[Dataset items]
☆ ☆ ☆
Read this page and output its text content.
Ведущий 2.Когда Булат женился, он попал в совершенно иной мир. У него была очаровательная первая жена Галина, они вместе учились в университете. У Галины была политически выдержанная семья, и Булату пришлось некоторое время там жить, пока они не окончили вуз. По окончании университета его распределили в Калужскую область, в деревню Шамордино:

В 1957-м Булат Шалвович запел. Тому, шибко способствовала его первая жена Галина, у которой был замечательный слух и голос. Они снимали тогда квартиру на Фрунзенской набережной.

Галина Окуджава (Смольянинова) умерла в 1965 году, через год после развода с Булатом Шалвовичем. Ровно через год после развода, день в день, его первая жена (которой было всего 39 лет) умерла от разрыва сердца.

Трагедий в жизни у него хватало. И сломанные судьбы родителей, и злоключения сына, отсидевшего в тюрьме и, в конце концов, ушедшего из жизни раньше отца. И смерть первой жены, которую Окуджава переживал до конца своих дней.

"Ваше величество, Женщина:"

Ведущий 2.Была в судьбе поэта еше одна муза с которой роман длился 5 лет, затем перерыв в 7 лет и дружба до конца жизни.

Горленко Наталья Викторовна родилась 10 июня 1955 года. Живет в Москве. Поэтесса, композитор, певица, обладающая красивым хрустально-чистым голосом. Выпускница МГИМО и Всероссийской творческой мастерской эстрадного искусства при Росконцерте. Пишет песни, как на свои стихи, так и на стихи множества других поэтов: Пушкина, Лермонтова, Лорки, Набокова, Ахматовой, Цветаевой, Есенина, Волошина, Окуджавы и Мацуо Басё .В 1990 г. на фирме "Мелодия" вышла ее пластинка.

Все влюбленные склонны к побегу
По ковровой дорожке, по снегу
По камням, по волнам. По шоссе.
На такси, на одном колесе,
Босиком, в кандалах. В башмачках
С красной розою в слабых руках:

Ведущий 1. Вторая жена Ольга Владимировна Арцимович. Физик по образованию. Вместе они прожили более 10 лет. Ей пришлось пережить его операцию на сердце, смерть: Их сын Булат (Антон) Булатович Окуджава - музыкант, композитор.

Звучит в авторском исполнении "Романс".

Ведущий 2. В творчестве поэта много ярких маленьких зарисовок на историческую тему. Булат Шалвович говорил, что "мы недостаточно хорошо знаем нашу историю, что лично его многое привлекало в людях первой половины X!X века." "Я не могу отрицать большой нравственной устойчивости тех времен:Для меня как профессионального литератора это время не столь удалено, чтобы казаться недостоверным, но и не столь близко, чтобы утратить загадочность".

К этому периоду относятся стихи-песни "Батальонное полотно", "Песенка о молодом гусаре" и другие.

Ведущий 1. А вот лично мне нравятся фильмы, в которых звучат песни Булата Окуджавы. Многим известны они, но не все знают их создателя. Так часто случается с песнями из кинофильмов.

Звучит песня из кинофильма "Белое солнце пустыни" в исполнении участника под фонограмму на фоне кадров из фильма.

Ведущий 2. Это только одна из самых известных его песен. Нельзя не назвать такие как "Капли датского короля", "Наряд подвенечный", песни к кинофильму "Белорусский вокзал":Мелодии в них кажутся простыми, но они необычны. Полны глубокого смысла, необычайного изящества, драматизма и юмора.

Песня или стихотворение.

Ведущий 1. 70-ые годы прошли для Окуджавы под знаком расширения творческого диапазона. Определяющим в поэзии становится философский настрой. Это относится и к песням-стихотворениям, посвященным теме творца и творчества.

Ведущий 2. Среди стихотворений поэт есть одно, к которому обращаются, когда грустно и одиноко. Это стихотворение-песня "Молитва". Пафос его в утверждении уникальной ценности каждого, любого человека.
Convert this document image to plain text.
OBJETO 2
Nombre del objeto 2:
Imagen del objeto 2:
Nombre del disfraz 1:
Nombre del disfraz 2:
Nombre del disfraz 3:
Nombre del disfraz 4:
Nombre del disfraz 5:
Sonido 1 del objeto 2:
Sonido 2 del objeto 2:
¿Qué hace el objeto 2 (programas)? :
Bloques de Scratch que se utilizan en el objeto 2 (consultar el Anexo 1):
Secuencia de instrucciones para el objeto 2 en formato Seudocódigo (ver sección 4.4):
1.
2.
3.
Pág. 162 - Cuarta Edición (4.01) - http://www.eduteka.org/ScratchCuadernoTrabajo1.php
☆ ☆ ☆
_Exercise instructions_: Could you give again exactly the lines from the line containing "Convert this document image to plain text." through the final line of the data above, and no others?

_Task result_:
Convert this document image to plain text.
OBJETO 2
Nombre del objeto 2:
Imagen del objeto 2:
Nombre del disfraz 1:
Nombre del disfraz 2:
Nombre del disfraz 3:
Nombre del disfraz 4:
Nombre del disfraz 5:
Sonido 1 del objeto 2:
Sonido 2 del objeto 2:
¿Qué hace el objeto 2 (programas)? :
Bloques de Scratch que se utilizan en el objeto 2 (consultar el Anexo 1):
Secuencia de instrucciones para el objeto 2 en formato Seudocódigo (ver sección 4.4):
1.
2.
3.
Pág. 162 - Cuarta Edición (4.01) - http://www.eduteka.org/ScratchCuadernoTrabajo1.php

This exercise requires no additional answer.